DESCRIPTION OF THE TASK ::
Where does the word "name" appear in the entries below? Copy each line that holds it.

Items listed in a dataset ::
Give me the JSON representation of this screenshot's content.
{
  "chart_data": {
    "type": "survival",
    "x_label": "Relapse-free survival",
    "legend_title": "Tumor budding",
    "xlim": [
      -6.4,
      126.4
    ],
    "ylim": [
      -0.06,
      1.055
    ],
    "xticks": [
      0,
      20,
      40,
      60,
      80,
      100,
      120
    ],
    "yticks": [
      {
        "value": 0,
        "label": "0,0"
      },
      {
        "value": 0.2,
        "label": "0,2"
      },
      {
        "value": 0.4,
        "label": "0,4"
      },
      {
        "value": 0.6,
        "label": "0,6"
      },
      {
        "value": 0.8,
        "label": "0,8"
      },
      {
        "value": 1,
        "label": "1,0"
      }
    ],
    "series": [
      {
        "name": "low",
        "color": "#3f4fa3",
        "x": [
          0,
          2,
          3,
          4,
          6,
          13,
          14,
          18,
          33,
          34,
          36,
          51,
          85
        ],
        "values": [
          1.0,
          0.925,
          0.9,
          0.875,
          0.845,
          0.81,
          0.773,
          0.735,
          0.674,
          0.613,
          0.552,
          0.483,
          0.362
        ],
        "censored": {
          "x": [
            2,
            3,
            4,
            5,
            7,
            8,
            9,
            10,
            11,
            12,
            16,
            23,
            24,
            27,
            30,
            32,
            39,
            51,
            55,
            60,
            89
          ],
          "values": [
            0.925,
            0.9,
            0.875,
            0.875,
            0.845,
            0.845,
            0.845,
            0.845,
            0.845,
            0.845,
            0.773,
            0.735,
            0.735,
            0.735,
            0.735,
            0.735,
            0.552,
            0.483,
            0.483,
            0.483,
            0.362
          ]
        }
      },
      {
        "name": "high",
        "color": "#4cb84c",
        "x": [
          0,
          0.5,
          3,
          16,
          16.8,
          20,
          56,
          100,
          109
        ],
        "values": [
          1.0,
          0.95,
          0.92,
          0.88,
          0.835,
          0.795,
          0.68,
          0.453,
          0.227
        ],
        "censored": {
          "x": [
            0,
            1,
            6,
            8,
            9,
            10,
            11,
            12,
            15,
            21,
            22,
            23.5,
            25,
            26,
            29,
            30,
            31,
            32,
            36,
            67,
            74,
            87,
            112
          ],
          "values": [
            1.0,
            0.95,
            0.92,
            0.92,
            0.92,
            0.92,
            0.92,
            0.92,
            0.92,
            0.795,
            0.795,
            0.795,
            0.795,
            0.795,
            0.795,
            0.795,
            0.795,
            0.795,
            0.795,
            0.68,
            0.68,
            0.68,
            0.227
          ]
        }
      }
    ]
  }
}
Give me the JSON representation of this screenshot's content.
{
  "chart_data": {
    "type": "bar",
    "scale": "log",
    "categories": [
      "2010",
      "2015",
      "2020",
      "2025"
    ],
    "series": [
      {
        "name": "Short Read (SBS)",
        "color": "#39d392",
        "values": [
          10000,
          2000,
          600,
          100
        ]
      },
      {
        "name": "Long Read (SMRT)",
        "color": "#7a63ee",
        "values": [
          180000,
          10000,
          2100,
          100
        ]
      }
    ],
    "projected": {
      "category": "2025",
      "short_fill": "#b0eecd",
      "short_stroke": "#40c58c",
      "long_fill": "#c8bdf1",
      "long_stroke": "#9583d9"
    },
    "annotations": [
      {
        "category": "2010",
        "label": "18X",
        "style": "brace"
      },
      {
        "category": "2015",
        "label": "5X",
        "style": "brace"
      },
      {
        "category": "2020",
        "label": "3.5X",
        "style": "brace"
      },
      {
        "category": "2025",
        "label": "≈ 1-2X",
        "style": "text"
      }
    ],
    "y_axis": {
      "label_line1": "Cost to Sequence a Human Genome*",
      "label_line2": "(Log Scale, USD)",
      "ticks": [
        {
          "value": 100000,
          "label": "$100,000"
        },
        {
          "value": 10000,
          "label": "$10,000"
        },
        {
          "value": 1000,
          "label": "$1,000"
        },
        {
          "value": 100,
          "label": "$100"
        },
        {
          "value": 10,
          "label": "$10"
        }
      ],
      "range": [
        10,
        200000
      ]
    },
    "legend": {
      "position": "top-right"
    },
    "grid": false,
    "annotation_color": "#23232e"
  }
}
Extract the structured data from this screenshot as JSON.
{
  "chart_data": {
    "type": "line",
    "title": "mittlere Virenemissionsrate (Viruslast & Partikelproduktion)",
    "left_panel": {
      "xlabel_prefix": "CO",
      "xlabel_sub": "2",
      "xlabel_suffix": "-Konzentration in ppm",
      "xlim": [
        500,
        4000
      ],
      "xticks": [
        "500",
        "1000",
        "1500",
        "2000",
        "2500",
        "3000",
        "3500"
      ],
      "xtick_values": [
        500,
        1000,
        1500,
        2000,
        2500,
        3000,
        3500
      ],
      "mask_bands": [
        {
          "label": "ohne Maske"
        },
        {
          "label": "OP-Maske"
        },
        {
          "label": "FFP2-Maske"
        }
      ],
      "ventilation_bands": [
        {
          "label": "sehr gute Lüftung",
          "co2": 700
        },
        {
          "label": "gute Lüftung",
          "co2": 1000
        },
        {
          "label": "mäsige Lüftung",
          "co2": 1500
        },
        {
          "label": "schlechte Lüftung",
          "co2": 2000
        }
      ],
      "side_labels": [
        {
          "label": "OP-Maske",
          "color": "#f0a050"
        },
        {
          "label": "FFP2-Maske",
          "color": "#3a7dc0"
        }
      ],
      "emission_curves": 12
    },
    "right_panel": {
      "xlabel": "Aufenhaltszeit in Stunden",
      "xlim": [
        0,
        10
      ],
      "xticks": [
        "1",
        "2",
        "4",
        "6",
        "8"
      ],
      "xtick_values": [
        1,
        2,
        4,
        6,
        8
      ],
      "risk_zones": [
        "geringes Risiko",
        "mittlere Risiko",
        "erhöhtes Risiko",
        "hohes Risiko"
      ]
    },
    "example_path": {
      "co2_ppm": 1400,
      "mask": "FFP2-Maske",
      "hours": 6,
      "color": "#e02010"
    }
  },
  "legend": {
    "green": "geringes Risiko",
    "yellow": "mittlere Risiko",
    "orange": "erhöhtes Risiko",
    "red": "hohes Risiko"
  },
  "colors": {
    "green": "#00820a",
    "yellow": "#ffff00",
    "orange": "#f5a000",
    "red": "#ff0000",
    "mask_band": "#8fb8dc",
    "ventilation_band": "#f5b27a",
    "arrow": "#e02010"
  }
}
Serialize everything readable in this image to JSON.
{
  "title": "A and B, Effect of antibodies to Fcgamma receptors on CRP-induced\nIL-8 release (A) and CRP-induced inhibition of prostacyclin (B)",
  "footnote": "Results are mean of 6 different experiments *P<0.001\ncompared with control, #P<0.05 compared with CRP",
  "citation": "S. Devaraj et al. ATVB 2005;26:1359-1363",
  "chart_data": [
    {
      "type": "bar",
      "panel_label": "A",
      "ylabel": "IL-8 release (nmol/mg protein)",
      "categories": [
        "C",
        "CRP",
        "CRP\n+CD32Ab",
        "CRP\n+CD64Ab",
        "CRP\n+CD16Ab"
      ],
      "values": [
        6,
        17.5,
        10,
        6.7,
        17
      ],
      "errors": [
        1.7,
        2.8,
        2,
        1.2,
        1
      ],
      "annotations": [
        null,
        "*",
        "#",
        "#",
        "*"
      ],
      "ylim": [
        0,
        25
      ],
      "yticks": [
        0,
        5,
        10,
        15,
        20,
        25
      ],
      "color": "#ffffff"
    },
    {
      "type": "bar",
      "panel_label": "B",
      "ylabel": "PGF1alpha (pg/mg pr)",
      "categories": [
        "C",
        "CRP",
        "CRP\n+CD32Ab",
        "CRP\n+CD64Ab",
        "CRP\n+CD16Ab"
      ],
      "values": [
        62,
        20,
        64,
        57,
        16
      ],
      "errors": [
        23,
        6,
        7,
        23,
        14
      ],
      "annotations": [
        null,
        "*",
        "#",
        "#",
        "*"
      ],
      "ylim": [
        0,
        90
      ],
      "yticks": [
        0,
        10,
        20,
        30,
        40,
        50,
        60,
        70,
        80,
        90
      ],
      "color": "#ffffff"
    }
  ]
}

REPLY TO THE EXERCISE ::
        "name": "low",
        "name": "high",
        "name": "Short Read (SBS)",
        "name": "Long Read (SMRT)",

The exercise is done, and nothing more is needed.